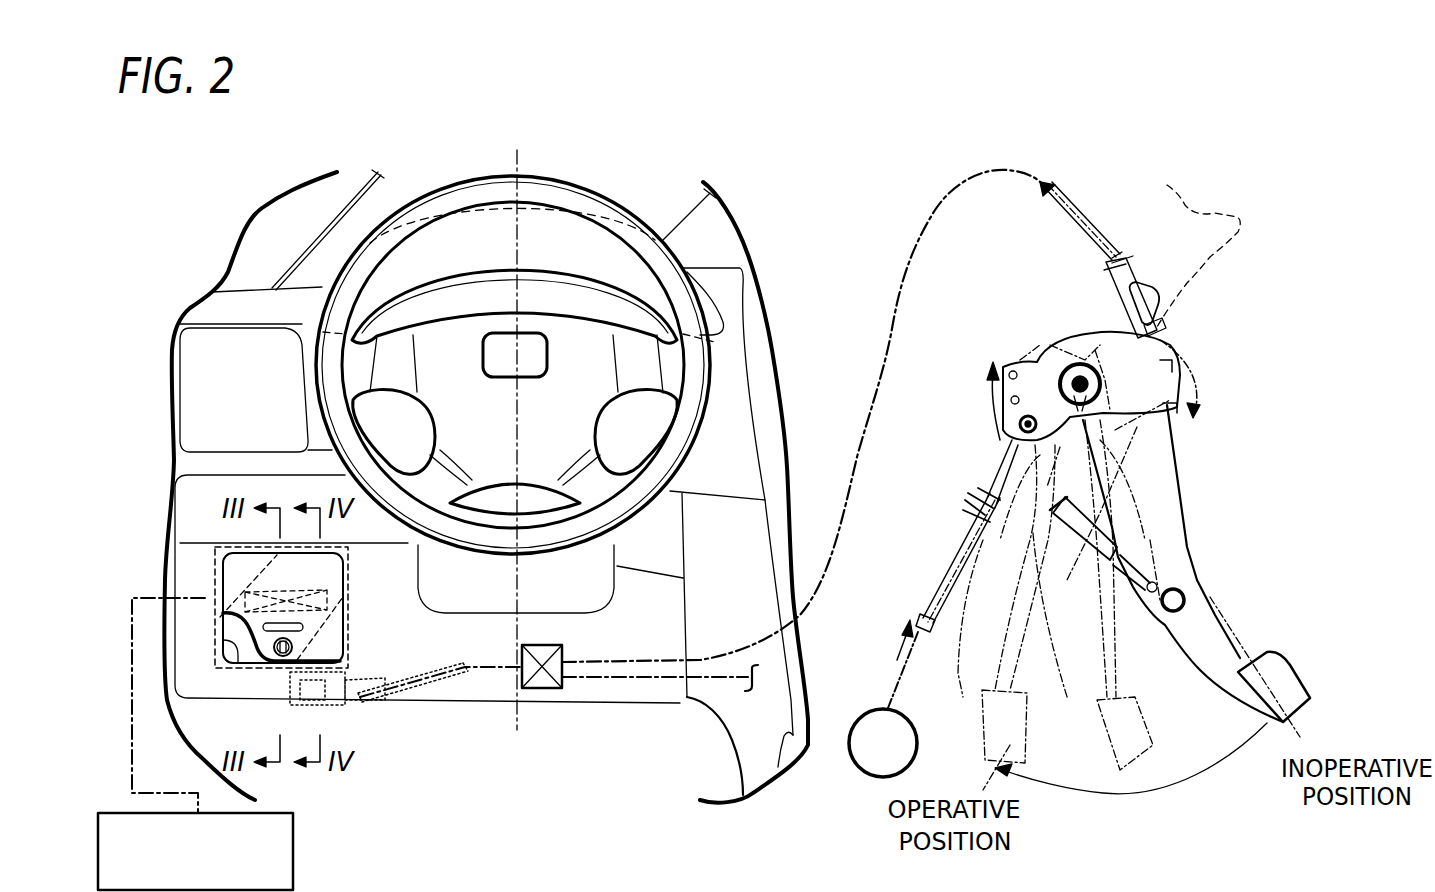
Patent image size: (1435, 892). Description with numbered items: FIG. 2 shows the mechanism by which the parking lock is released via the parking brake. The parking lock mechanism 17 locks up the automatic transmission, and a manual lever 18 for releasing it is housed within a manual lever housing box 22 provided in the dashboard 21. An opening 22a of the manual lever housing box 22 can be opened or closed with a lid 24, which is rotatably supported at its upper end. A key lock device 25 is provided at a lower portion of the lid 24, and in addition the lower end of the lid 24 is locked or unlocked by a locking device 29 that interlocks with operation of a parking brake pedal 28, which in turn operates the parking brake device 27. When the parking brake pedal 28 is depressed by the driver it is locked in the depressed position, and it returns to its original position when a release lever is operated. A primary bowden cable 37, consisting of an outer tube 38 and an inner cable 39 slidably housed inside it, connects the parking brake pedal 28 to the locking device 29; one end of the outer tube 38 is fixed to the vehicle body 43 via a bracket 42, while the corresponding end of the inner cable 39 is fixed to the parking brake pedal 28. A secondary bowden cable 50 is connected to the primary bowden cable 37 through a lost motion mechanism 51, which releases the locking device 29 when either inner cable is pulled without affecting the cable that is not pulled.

The parking lock mechanism 17 is at (293, 850).
The manual lever 18 is at (242, 628).
The dashboard 21 is at (433, 703).
The manual lever housing box 22 is at (213, 577).
The opening 22a is at (238, 662).
The lid 24 is at (325, 573).
The key lock device 25 is at (303, 644).
The parking brake device 27 is at (880, 710).
The parking brake pedal 28 is at (1280, 665).
The locking device 29 is at (352, 683).
The primary bowden cable 37 is at (1066, 260).
The outer tube 38 is at (1083, 232).
The inner cable 39 is at (1113, 288).
The bracket 42 is at (1153, 297).
The vehicle body 43 is at (1200, 248).
The secondary bowden cable 50 is at (660, 677).
The lost motion mechanism 51 is at (541, 688).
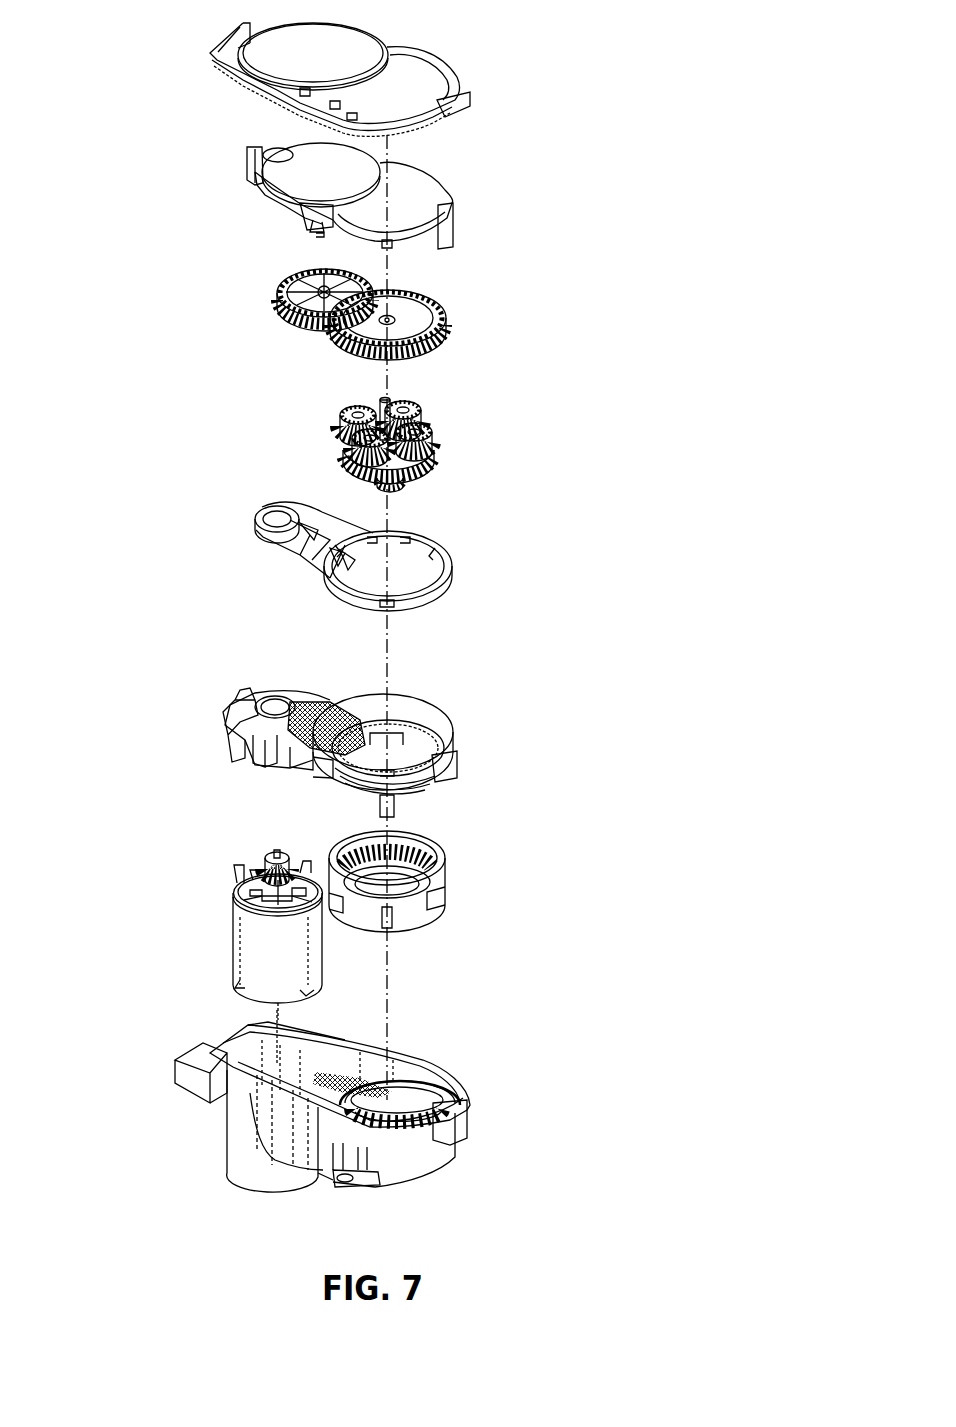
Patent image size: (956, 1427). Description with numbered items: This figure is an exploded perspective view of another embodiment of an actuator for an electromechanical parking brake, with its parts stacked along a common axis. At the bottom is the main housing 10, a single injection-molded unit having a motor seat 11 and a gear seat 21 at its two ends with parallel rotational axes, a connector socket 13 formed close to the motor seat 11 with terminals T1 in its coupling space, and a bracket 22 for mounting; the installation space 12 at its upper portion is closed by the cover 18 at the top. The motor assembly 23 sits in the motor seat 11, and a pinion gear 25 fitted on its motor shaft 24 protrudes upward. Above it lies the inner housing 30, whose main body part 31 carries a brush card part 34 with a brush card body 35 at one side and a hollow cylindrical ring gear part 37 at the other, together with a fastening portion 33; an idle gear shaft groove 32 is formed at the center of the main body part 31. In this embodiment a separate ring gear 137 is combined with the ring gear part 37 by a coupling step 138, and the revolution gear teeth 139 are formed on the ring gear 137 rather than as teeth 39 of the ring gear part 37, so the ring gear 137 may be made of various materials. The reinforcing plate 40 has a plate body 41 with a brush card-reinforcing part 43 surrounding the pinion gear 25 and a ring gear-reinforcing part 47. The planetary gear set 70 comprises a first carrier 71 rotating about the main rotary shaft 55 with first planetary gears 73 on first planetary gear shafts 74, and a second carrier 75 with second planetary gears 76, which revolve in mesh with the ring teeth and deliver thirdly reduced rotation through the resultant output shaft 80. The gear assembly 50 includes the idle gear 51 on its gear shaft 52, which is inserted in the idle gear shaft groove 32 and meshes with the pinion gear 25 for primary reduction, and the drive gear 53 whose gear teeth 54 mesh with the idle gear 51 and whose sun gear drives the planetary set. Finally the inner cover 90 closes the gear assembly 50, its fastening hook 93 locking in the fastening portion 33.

The main housing 10 is at (315, 1104).
The motor seat 11 is at (290, 1190).
The installation space 12 is at (413, 1070).
The connector socket 13 is at (177, 1070).
The cover 18 is at (425, 60).
The gear seat 21 is at (433, 1160).
The bracket 22 is at (363, 1187).
The motor assembly 23 is at (213, 920).
The motor shaft 24 is at (240, 883).
The pinion gear 25 is at (263, 857).
The inner housing 30 is at (351, 747).
The main body part 31 is at (293, 763).
The idle gear shaft groove 32 is at (333, 710).
The fastening portion 33 is at (450, 763).
The brush card part 34 is at (230, 710).
The brush card body 35 is at (250, 743).
The ring gear part 37 is at (423, 780).
The revolution gear teeth 39 is at (407, 738).
The reinforcing plate 40 is at (369, 554).
The plate body 41 is at (283, 552).
The brush card-reinforcing part 43 is at (268, 515).
The ring gear-reinforcing part 47 is at (447, 583).
The gear assembly 50 is at (435, 310).
The idle gear 51 is at (278, 302).
The gear shaft 52 is at (280, 288).
The drive gear 53 is at (407, 312).
The gear teeth 54 is at (445, 322).
The main rotary shaft 55 is at (388, 405).
The planetary gear set 70 is at (450, 437).
The first carrier 71 is at (433, 442).
The first planetary gears 73 is at (417, 415).
The first planetary gear shafts 74 is at (357, 410).
The second carrier 75 is at (343, 462).
The second planetary gears 76 is at (347, 440).
The resultant output shaft 80 is at (400, 480).
The inner cover 90 is at (427, 180).
The fastening hook 93 is at (247, 163).
The ring gear 137 is at (444, 897).
The coupling step 138 is at (393, 918).
The revolution gear teeth 139 is at (440, 863).
The terminals T1 is at (237, 1033).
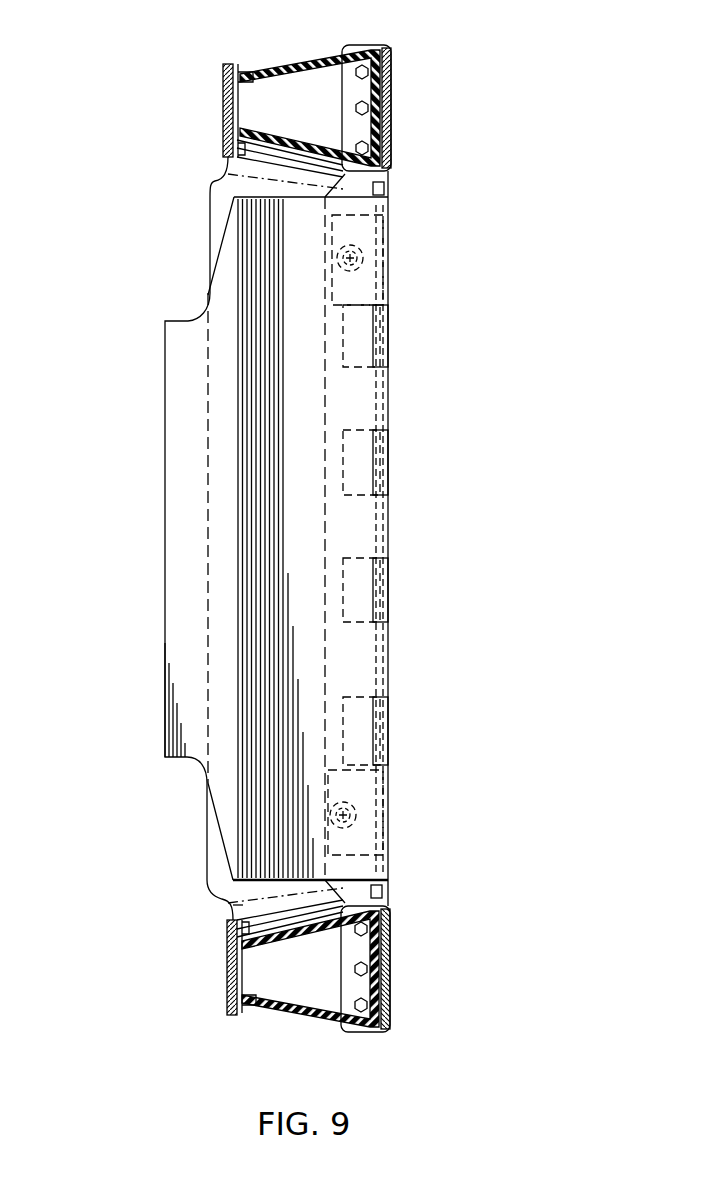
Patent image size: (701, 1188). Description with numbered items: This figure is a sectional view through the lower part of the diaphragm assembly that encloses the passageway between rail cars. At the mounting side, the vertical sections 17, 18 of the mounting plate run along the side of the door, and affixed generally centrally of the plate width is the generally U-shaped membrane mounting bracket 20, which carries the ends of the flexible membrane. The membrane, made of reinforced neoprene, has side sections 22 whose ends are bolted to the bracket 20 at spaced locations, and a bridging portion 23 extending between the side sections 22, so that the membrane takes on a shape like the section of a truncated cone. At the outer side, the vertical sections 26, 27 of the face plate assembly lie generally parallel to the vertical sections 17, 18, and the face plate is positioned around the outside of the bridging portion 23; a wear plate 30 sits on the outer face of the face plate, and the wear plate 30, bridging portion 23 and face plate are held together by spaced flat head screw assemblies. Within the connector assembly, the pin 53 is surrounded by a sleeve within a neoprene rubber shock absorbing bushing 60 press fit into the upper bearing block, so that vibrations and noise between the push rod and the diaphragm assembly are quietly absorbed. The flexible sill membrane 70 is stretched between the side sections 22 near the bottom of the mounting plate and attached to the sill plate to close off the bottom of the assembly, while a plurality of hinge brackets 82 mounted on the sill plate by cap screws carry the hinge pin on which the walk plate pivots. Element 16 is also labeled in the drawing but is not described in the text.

The plate 16 is at (243, 70).
The vertical section 17 is at (228, 1016).
The vertical section 18 is at (228, 64).
The membrane mounting bracket 20 is at (245, 84).
The side section 22 is at (313, 146).
The bridging portion 23 is at (392, 137).
The vertical section 26 is at (390, 172).
The vertical section 27 is at (392, 905).
The wear plate 30 is at (393, 93).
The pin 53 is at (364, 257).
The shock absorbing bushing 60 is at (338, 278).
The sill membrane 70 is at (206, 213).
The hinge bracket 82 is at (365, 338).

:::::

Instruction -> Please count the lines in the listing above that contain the word "cable", treating uppercase and lowercase as different, and give only the number.

Task solution -> 4